## BEGIN EXERCISE MATERIAL

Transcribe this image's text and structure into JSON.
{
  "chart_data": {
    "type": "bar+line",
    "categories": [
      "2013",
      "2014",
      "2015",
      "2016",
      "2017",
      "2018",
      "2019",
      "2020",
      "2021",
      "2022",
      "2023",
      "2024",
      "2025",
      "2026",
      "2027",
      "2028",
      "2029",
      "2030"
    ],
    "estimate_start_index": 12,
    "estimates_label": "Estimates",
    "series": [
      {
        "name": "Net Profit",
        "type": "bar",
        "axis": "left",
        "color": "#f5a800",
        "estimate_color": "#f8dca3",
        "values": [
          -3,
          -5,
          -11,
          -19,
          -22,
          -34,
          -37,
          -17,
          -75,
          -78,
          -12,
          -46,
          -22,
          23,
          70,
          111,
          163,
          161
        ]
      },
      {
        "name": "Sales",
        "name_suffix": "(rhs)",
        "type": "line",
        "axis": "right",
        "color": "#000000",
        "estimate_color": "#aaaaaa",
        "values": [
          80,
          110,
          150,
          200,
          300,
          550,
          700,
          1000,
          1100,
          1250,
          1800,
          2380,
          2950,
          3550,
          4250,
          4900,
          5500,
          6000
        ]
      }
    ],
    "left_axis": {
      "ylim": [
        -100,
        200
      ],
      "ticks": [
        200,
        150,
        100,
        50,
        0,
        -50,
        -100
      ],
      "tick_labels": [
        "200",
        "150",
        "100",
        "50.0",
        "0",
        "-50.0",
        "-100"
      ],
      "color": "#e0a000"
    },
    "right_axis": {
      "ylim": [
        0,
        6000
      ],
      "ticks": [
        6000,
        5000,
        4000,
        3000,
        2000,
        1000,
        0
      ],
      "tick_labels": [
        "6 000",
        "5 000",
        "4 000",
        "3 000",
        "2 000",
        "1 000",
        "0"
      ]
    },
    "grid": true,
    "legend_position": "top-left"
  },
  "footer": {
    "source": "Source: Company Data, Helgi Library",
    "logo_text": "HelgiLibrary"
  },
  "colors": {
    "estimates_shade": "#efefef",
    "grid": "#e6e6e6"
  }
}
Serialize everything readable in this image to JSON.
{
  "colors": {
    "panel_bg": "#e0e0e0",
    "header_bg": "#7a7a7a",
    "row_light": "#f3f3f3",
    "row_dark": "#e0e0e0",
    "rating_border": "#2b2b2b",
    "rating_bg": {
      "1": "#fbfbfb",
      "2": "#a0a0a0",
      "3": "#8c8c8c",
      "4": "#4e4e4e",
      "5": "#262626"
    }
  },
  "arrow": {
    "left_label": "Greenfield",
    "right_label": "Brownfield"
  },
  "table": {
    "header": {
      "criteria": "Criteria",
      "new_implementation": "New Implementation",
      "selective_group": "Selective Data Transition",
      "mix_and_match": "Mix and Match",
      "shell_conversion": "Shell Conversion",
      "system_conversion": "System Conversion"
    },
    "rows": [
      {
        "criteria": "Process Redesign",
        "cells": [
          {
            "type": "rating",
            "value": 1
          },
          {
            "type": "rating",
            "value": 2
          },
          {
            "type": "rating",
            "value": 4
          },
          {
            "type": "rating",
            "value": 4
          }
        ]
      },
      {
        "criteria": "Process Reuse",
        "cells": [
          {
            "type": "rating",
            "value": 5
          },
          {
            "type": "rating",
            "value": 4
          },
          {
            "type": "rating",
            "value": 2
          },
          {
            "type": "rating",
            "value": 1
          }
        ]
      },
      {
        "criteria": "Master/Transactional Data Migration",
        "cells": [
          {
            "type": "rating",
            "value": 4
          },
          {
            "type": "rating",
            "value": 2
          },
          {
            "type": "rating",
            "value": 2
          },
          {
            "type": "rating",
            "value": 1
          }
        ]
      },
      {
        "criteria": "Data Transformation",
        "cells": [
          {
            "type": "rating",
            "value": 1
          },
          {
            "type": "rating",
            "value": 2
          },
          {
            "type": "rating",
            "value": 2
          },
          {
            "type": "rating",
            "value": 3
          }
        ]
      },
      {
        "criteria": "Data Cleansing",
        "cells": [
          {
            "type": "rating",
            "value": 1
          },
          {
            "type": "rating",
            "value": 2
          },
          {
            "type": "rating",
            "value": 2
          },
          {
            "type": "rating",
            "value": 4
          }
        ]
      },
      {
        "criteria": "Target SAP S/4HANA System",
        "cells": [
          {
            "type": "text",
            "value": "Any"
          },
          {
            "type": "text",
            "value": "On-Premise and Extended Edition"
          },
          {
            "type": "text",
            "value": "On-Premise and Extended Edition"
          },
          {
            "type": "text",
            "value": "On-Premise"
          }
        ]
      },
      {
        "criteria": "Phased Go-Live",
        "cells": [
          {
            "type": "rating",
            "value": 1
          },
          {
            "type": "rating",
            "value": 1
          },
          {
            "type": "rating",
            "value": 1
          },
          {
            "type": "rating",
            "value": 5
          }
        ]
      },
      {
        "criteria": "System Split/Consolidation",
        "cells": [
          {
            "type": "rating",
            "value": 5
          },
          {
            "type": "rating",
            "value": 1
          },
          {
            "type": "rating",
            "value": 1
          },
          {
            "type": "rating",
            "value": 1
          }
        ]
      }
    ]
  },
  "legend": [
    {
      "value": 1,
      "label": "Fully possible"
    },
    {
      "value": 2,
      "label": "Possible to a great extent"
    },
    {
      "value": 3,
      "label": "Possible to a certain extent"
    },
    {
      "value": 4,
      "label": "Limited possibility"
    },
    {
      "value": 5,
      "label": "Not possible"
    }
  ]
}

## END EXERCISE MATERIAL

Extract lines where the string "System" occurs.

- **RESULT FOR THIS EXERCISE**
      "system_conversion": "System Conversion"
        "criteria": "Target SAP S/4HANA System",
        "criteria": "System Split/Consolidation",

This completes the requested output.